• TASK TO CARRY OUT:
Compute how many lines in the entries below contain "Indizes", and output nothing but the number.

——

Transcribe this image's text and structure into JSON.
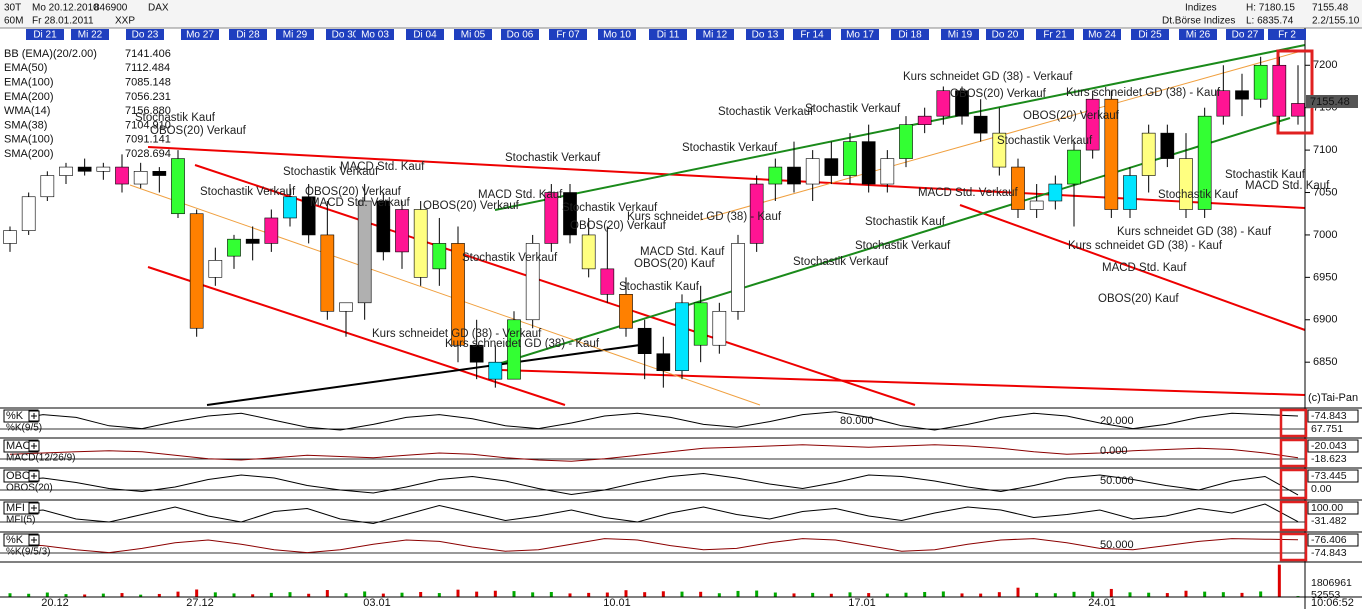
{
  "header": {
    "interval": "30T",
    "start": "Mo 20.12.2010",
    "code": "846900",
    "symbol": "DAX",
    "period": "60M",
    "end": "Fr 28.01.2011",
    "exchange_code": "XXP",
    "group": "Indizes",
    "exchange": "Dt.Börse Indizes",
    "high": "H: 7180.15",
    "low": "L: 6835.74",
    "last": "7155.48",
    "change": "2.2/155.10"
  },
  "day_labels": [
    "Di 21",
    "Mi 22",
    "Do 23",
    "Mo 27",
    "Di 28",
    "Mi 29",
    "Do 30",
    "Mo 03",
    "Di 04",
    "Mi 05",
    "Do 06",
    "Fr 07",
    "Mo 10",
    "Di 11",
    "Mi 12",
    "Do 13",
    "Fr 14",
    "Mo 17",
    "Di 18",
    "Mi 19",
    "Do 20",
    "Fr 21",
    "Mo 24",
    "Di 25",
    "Mi 26",
    "Do 27",
    "Fr 2"
  ],
  "date_labels": [
    "20.12",
    "27.12",
    "03.01",
    "10.01",
    "17.01",
    "24.01"
  ],
  "time": "10:06:52",
  "chart_data": [
    {
      "type": "candlestick",
      "ylim": [
        6796,
        7251
      ],
      "yticks": [
        6850,
        6900,
        6950,
        7000,
        7050,
        7100,
        7150,
        7200
      ],
      "last_price": "7155.48",
      "credit": "(c)Tai-Pan",
      "legend": [
        {
          "name": "BB (EMA)(20/2.00)",
          "value": "7141.406",
          "color": "#0000ff"
        },
        {
          "name": "EMA(50)",
          "value": "7112.484",
          "color": "#ff0000"
        },
        {
          "name": "EMA(100)",
          "value": "7085.148",
          "color": "#0000c0"
        },
        {
          "name": "EMA(200)",
          "value": "7056.231",
          "color": "#00cc00"
        },
        {
          "name": "WMA(14)",
          "value": "7156.880",
          "color": "#00aaaa"
        },
        {
          "name": "SMA(38)",
          "value": "7104.910",
          "color": "#cc0066"
        },
        {
          "name": "SMA(100)",
          "value": "7091.141",
          "color": "#999900"
        },
        {
          "name": "SMA(200)",
          "value": "7028.694",
          "color": "#000080"
        }
      ],
      "open": [
        6990,
        7005,
        7045,
        7070,
        7080,
        7075,
        7080,
        7060,
        7075,
        7090,
        7025,
        6950,
        6975,
        6995,
        6990,
        7020,
        7045,
        7000,
        6910,
        6920,
        7040,
        6980,
        7030,
        6960,
        6990,
        6870,
        6850,
        6830,
        6900,
        6990,
        7050,
        7000,
        6960,
        6930,
        6890,
        6860,
        6840,
        6920,
        6870,
        6910,
        6990,
        7060,
        7080,
        7060,
        7090,
        7070,
        7110,
        7060,
        7090,
        7130,
        7140,
        7170,
        7140,
        7120,
        7080,
        7030,
        7040,
        7060,
        7100,
        7160,
        7030,
        7070,
        7120,
        7090,
        7030,
        7140,
        7170,
        7160,
        7200,
        7140
      ],
      "high": [
        7010,
        7050,
        7075,
        7085,
        7090,
        7085,
        7095,
        7085,
        7080,
        7100,
        7030,
        6985,
        7000,
        7010,
        7030,
        7060,
        7060,
        7040,
        6920,
        7060,
        7050,
        7040,
        7040,
        7020,
        7010,
        6900,
        6870,
        6910,
        7000,
        7060,
        7060,
        7020,
        7010,
        6950,
        6900,
        6880,
        6930,
        6940,
        6920,
        7000,
        7070,
        7090,
        7110,
        7100,
        7110,
        7120,
        7130,
        7100,
        7140,
        7150,
        7175,
        7175,
        7160,
        7150,
        7090,
        7060,
        7070,
        7110,
        7170,
        7170,
        7080,
        7130,
        7130,
        7120,
        7150,
        7200,
        7190,
        7210,
        7210,
        7200
      ],
      "low": [
        6980,
        7000,
        7040,
        7060,
        7070,
        7065,
        7050,
        7055,
        7050,
        7020,
        6880,
        6940,
        6960,
        6970,
        6980,
        7010,
        6990,
        6900,
        6880,
        6900,
        6970,
        6960,
        6940,
        6940,
        6850,
        6830,
        6820,
        6830,
        6890,
        6980,
        6990,
        6950,
        6920,
        6880,
        6830,
        6820,
        6830,
        6850,
        6860,
        6900,
        6980,
        7040,
        7050,
        7040,
        7060,
        7060,
        7050,
        7050,
        7080,
        7120,
        7130,
        7130,
        7110,
        7070,
        7020,
        7020,
        7030,
        7010,
        7090,
        7020,
        7020,
        7050,
        7080,
        7020,
        7020,
        7130,
        7140,
        7150,
        7130,
        7130
      ],
      "close": [
        7005,
        7045,
        7070,
        7080,
        7075,
        7080,
        7060,
        7075,
        7070,
        7025,
        6890,
        6970,
        6995,
        6990,
        7020,
        7045,
        7000,
        6910,
        6920,
        7040,
        6980,
        7030,
        6950,
        6990,
        6870,
        6850,
        6830,
        6900,
        6990,
        7050,
        7000,
        6960,
        6930,
        6890,
        6860,
        6840,
        6920,
        6870,
        6910,
        6990,
        7060,
        7080,
        7060,
        7090,
        7070,
        7110,
        7060,
        7090,
        7130,
        7140,
        7170,
        7140,
        7120,
        7080,
        7030,
        7040,
        7060,
        7100,
        7160,
        7030,
        7070,
        7120,
        7090,
        7030,
        7140,
        7170,
        7160,
        7200,
        7140,
        7155
      ],
      "candle_colors": [
        "#ffffff",
        "#ffffff",
        "#ffffff",
        "#ffffff",
        "#000000",
        "#ffffff",
        "#ff1493",
        "#ffffff",
        "#000000",
        "#33ff33",
        "#ff8000",
        "#ffffff",
        "#33ff33",
        "#000000",
        "#ff1493",
        "#00e5ff",
        "#000000",
        "#ff8000",
        "#ffffff",
        "#b0b0b0",
        "#000000",
        "#ff1493",
        "#ffff80",
        "#33ff33",
        "#ff8000",
        "#000000",
        "#00e5ff",
        "#33ff33",
        "#ffffff",
        "#ff1493",
        "#000000",
        "#ffff80",
        "#ff1493",
        "#ff8000",
        "#000000",
        "#000000",
        "#00e5ff",
        "#33ff33",
        "#ffffff",
        "#ffffff",
        "#ff1493",
        "#33ff33",
        "#000000",
        "#ffffff",
        "#000000",
        "#33ff33",
        "#000000",
        "#ffffff",
        "#33ff33",
        "#ff1493",
        "#ff1493",
        "#000000",
        "#000000",
        "#ffff80",
        "#ff8000",
        "#ffffff",
        "#00e5ff",
        "#33ff33",
        "#ff1493",
        "#ff8000",
        "#00e5ff",
        "#ffff80",
        "#000000",
        "#ffff80",
        "#33ff33",
        "#ff1493",
        "#000000",
        "#33ff33",
        "#ff1493",
        "#ff1493"
      ],
      "annotations": [
        "Stochastik Kauf",
        "OBOS(20) Verkauf",
        "Stochastik Verkauf",
        "OBOS(20) Verkauf",
        "MACD Std. Kauf",
        "Stochastik Verkauf",
        "OBOS(20) Verkauf",
        "MACD Std. Verkauf",
        "Kurs schneidet GD (38) - Verkauf",
        "Kurs schneidet GD (38) - Kauf",
        "Stochastik Verkauf",
        "MACD Std. Kauf",
        "Stochastik Verkauf",
        "Stochastik Verkauf",
        "OBOS(20) Verkauf",
        "Kurs schneidet GD (38) - Kauf",
        "MACD Std. Kauf",
        "OBOS(20) Kauf",
        "Stochastik Kauf",
        "Stochastik Verkauf",
        "Stochastik Verkauf",
        "Stochastik Verkauf",
        "Kurs schneidet GD (38) - Verkauf",
        "OBOS(20) Verkauf",
        "Stochastik Verkauf",
        "OBOS(20) Verkauf",
        "MACD Std. Verkauf",
        "Stochastik Kauf",
        "Stochastik Verkauf",
        "Stochastik Verkauf",
        "Kurs schneidet GD (38) - Kauf",
        "Stochastik Kauf",
        "Kurs schneidet GD (38) - Kauf",
        "Kurs schneidet GD (38) - Kauf",
        "MACD Std. Kauf",
        "OBOS(20) Kauf",
        "Stochastik Kauf",
        "MACD Std. Kauf"
      ]
    },
    {
      "type": "line",
      "label": "%K",
      "sublabel": "%K(9/5)",
      "color": "#000000",
      "ylim": [
        0,
        100
      ],
      "level_labels": [
        "80.000",
        "20.000"
      ],
      "readouts": [
        "-74.843",
        "67.751"
      ],
      "values": [
        60,
        80,
        70,
        40,
        30,
        55,
        75,
        85,
        60,
        35,
        25,
        45,
        70,
        80,
        65,
        40,
        30,
        50,
        75,
        85,
        70,
        45,
        35,
        55,
        80,
        90,
        70,
        40,
        25,
        45,
        70,
        85,
        75,
        50,
        30,
        45,
        70,
        85,
        80,
        75
      ]
    },
    {
      "type": "line",
      "label": "MACD",
      "sublabel": "MACD(12/26/9)",
      "color": "#8b0000",
      "ylim": [
        -60,
        60
      ],
      "level_labels": [
        "0.000"
      ],
      "readouts": [
        "-20.043",
        "-18.623"
      ],
      "values": [
        -5,
        0,
        5,
        10,
        5,
        -10,
        -25,
        -30,
        -20,
        -10,
        -15,
        -20,
        -10,
        0,
        -5,
        -20,
        -30,
        -35,
        -25,
        -10,
        5,
        20,
        25,
        30,
        35,
        30,
        25,
        30,
        35,
        30,
        20,
        5,
        -5,
        0,
        10,
        15,
        20,
        15,
        0,
        -20
      ]
    },
    {
      "type": "line",
      "label": "OBOS",
      "sublabel": "OBOS(20)",
      "color": "#000000",
      "ylim": [
        -100,
        100
      ],
      "level_labels": [
        "50.000"
      ],
      "readouts": [
        "-73.445",
        "0.00"
      ],
      "values": [
        20,
        40,
        10,
        -30,
        -50,
        -20,
        30,
        60,
        40,
        -10,
        -40,
        -60,
        -20,
        30,
        50,
        20,
        -30,
        -70,
        -40,
        10,
        50,
        70,
        40,
        0,
        -30,
        10,
        60,
        50,
        20,
        -20,
        -50,
        -10,
        40,
        60,
        30,
        -10,
        -40,
        20,
        50,
        -73
      ]
    },
    {
      "type": "line",
      "label": "MFI",
      "sublabel": "MFI(5)",
      "color": "#000000",
      "ylim": [
        0,
        100
      ],
      "level_labels": [],
      "readouts": [
        "100.00",
        "-31.482"
      ],
      "values": [
        60,
        70,
        40,
        30,
        55,
        80,
        50,
        30,
        65,
        75,
        40,
        25,
        55,
        85,
        60,
        35,
        50,
        70,
        45,
        30,
        60,
        80,
        55,
        40,
        65,
        75,
        50,
        35,
        60,
        80,
        70,
        45,
        55,
        70,
        40,
        50,
        75,
        60,
        90,
        31
      ]
    },
    {
      "type": "line",
      "label": "%K",
      "sublabel": "%K(9/5/3)",
      "color": "#8b0000",
      "ylim": [
        0,
        100
      ],
      "level_labels": [
        "50.000"
      ],
      "readouts": [
        "-76.406",
        "-74.843"
      ],
      "values": [
        60,
        55,
        40,
        30,
        45,
        65,
        75,
        60,
        40,
        30,
        40,
        60,
        75,
        70,
        50,
        35,
        40,
        60,
        80,
        75,
        55,
        40,
        45,
        65,
        80,
        75,
        55,
        35,
        40,
        60,
        75,
        80,
        65,
        45,
        40,
        55,
        70,
        80,
        78,
        76
      ]
    },
    {
      "type": "bar",
      "ylim": [
        0,
        1900000
      ],
      "up_color": "#00aa00",
      "down_color": "#dd0000",
      "readouts": [
        "1806961",
        "52553"
      ],
      "values": [
        210000,
        180000,
        250000,
        160000,
        140000,
        190000,
        220000,
        130000,
        170000,
        300000,
        420000,
        260000,
        200000,
        150000,
        230000,
        270000,
        180000,
        390000,
        210000,
        310000,
        190000,
        240000,
        280000,
        220000,
        410000,
        300000,
        350000,
        330000,
        260000,
        280000,
        200000,
        230000,
        250000,
        380000,
        270000,
        320000,
        300000,
        290000,
        210000,
        340000,
        360000,
        250000,
        200000,
        230000,
        180000,
        260000,
        220000,
        190000,
        240000,
        280000,
        310000,
        200000,
        190000,
        270000,
        520000,
        230000,
        210000,
        290000,
        300000,
        450000,
        260000,
        240000,
        220000,
        350000,
        300000,
        270000,
        230000,
        310000,
        1806961,
        52553
      ]
    }
  ]
}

——

• SOLUTION TO THE PROBLEM:
2